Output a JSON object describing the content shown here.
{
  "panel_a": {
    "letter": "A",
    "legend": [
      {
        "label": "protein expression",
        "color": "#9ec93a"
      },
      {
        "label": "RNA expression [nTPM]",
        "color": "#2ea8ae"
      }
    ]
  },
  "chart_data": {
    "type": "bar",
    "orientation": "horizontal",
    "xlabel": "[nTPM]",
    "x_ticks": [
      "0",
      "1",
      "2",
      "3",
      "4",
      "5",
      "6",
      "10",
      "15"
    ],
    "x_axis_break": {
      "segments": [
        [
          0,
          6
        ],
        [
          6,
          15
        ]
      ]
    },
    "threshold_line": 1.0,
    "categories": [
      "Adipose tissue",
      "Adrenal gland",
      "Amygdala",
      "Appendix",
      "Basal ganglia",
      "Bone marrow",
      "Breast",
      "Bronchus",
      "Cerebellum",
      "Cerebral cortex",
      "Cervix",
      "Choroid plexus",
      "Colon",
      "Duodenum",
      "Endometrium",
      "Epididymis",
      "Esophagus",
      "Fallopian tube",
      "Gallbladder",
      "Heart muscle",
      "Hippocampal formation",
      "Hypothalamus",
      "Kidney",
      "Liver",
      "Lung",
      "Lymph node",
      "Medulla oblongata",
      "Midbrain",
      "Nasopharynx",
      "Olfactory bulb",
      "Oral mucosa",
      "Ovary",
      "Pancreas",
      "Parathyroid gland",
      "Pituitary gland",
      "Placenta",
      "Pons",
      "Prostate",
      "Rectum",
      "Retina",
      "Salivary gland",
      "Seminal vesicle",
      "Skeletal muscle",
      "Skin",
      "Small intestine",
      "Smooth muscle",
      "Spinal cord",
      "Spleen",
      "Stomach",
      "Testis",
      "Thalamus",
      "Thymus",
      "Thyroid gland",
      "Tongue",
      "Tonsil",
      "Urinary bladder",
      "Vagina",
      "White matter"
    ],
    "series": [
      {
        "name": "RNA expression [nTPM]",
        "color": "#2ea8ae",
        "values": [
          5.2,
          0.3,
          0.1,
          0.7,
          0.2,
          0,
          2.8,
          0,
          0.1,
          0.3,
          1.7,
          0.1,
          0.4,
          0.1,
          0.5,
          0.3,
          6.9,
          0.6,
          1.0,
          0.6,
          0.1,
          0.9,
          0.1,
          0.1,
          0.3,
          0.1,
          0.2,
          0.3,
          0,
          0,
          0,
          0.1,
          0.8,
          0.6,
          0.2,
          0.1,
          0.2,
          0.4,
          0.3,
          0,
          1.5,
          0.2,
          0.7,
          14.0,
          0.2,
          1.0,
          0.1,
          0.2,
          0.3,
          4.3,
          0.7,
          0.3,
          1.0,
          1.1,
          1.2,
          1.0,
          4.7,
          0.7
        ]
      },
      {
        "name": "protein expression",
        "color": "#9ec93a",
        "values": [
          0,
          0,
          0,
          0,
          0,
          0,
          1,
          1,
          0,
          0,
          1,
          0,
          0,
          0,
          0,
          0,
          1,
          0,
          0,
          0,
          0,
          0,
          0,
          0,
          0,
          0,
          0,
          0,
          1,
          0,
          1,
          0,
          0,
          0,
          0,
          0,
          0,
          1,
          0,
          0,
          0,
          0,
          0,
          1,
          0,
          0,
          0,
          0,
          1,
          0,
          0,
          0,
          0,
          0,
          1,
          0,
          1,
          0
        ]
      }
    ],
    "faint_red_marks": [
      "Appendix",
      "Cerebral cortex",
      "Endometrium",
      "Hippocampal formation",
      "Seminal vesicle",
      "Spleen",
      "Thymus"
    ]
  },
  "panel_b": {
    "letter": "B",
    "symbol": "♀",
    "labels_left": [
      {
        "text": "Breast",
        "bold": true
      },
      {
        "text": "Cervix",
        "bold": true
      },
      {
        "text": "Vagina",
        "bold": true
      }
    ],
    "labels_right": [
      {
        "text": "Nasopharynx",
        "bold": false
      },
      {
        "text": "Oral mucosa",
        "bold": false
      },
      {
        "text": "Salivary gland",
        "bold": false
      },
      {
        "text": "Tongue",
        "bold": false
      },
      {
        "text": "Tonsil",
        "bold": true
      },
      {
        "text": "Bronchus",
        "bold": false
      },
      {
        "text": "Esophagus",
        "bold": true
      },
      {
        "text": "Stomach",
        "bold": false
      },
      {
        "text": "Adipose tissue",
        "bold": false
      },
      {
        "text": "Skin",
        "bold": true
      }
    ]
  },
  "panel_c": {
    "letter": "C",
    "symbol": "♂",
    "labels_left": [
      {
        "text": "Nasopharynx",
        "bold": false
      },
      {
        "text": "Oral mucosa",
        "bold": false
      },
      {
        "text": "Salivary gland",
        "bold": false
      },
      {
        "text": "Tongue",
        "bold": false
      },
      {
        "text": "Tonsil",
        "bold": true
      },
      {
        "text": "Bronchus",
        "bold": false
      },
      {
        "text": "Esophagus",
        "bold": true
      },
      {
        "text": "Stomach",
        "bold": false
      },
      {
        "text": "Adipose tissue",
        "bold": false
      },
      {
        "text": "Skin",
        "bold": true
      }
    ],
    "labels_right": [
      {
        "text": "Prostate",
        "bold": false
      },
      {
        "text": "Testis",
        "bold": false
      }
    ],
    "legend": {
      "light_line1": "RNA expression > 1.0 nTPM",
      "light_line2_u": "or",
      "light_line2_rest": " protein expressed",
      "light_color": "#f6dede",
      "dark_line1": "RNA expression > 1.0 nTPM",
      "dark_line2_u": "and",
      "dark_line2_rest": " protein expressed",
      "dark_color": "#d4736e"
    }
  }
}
---------------
_What is being asked:_ All of the material above must be transcribed exactly, with no line dropped.

_Output of the task:_
Output a JSON object describing the content shown here.
{
  "panel_a": {
    "letter": "A",
    "legend": [
      {
        "label": "protein expression",
        "color": "#9ec93a"
      },
      {
        "label": "RNA expression [nTPM]",
        "color": "#2ea8ae"
      }
    ]
  },
  "chart_data": {
    "type": "bar",
    "orientation": "horizontal",
    "xlabel": "[nTPM]",
    "x_ticks": [
      "0",
      "1",
      "2",
      "3",
      "4",
      "5",
      "6",
      "10",
      "15"
    ],
    "x_axis_break": {
      "segments": [
        [
          0,
          6
        ],
        [
          6,
          15
        ]
      ]
    },
    "threshold_line": 1.0,
    "categories": [
      "Adipose tissue",
      "Adrenal gland",
      "Amygdala",
      "Appendix",
      "Basal ganglia",
      "Bone marrow",
      "Breast",
      "Bronchus",
      "Cerebellum",
      "Cerebral cortex",
      "Cervix",
      "Choroid plexus",
      "Colon",
      "Duodenum",
      "Endometrium",
      "Epididymis",
      "Esophagus",
      "Fallopian tube",
      "Gallbladder",
      "Heart muscle",
      "Hippocampal formation",
      "Hypothalamus",
      "Kidney",
      "Liver",
      "Lung",
      "Lymph node",
      "Medulla oblongata",
      "Midbrain",
      "Nasopharynx",
      "Olfactory bulb",
      "Oral mucosa",
      "Ovary",
      "Pancreas",
      "Parathyroid gland",
      "Pituitary gland",
      "Placenta",
      "Pons",
      "Prostate",
      "Rectum",
      "Retina",
      "Salivary gland",
      "Seminal vesicle",
      "Skeletal muscle",
      "Skin",
      "Small intestine",
      "Smooth muscle",
      "Spinal cord",
      "Spleen",
      "Stomach",
      "Testis",
      "Thalamus",
      "Thymus",
      "Thyroid gland",
      "Tongue",
      "Tonsil",
      "Urinary bladder",
      "Vagina",
      "White matter"
    ],
    "series": [
      {
        "name": "RNA expression [nTPM]",
        "color": "#2ea8ae",
        "values": [
          5.2,
          0.3,
          0.1,
          0.7,
          0.2,
          0,
          2.8,
          0,
          0.1,
          0.3,
          1.7,
          0.1,
          0.4,
          0.1,
          0.5,
          0.3,
          6.9,
          0.6,
          1.0,
          0.6,
          0.1,
          0.9,
          0.1,
          0.1,
          0.3,
          0.1,
          0.2,
          0.3,
          0,
          0,
          0,
          0.1,
          0.8,
          0.6,
          0.2,
          0.1,
          0.2,
          0.4,
          0.3,
          0,
          1.5,
          0.2,
          0.7,
          14.0,
          0.2,
          1.0,
          0.1,
          0.2,
          0.3,
          4.3,
          0.7,
          0.3,
          1.0,
          1.1,
          1.2,
          1.0,
          4.7,
          0.7
        ]
      },
      {
        "name": "protein expression",
        "color": "#9ec93a",
        "values": [
          0,
          0,
          0,
          0,
          0,
          0,
          1,
          1,
          0,
          0,
          1,
          0,
          0,
          0,
          0,
          0,
          1,
          0,
          0,
          0,
          0,
          0,
          0,
          0,
          0,
          0,
          0,
          0,
          1,
          0,
          1,
          0,
          0,
          0,
          0,
          0,
          0,
          1,
          0,
          0,
          0,
          0,
          0,
          1,
          0,
          0,
          0,
          0,
          1,
          0,
          0,
          0,
          0,
          0,
          1,
          0,
          1,
          0
        ]
      }
    ],
    "faint_red_marks": [
      "Appendix",
      "Cerebral cortex",
      "Endometrium",
      "Hippocampal formation",
      "Seminal vesicle",
      "Spleen",
      "Thymus"
    ]
  },
  "panel_b": {
    "letter": "B",
    "symbol": "♀",
    "labels_left": [
      {
        "text": "Breast",
        "bold": true
      },
      {
        "text": "Cervix",
        "bold": true
      },
      {
        "text": "Vagina",
        "bold": true
      }
    ],
    "labels_right": [
      {
        "text": "Nasopharynx",
        "bold": false
      },
      {
        "text": "Oral mucosa",
        "bold": false
      },
      {
        "text": "Salivary gland",
        "bold": false
      },
      {
        "text": "Tongue",
        "bold": false
      },
      {
        "text": "Tonsil",
        "bold": true
      },
      {
        "text": "Bronchus",
        "bold": false
      },
      {
        "text": "Esophagus",
        "bold": true
      },
      {
        "text": "Stomach",
        "bold": false
      },
      {
        "text": "Adipose tissue",
        "bold": false
      },
      {
        "text": "Skin",
        "bold": true
      }
    ]
  },
  "panel_c": {
    "letter": "C",
    "symbol": "♂",
    "labels_left": [
      {
        "text": "Nasopharynx",
        "bold": false
      },
      {
        "text": "Oral mucosa",
        "bold": false
      },
      {
        "text": "Salivary gland",
        "bold": false
      },
      {
        "text": "Tongue",
        "bold": false
      },
      {
        "text": "Tonsil",
        "bold": true
      },
      {
        "text": "Bronchus",
        "bold": false
      },
      {
        "text": "Esophagus",
        "bold": true
      },
      {
        "text": "Stomach",
        "bold": false
      },
      {
        "text": "Adipose tissue",
        "bold": false
      },
      {
        "text": "Skin",
        "bold": true
      }
    ],
    "labels_right": [
      {
        "text": "Prostate",
        "bold": false
      },
      {
        "text": "Testis",
        "bold": false
      }
    ],
    "legend": {
      "light_line1": "RNA expression > 1.0 nTPM",
      "light_line2_u": "or",
      "light_line2_rest": " protein expressed",
      "light_color": "#f6dede",
      "dark_line1": "RNA expression > 1.0 nTPM",
      "dark_line2_u": "and",
      "dark_line2_rest": " protein expressed",
      "dark_color": "#d4736e"
    }
  }
}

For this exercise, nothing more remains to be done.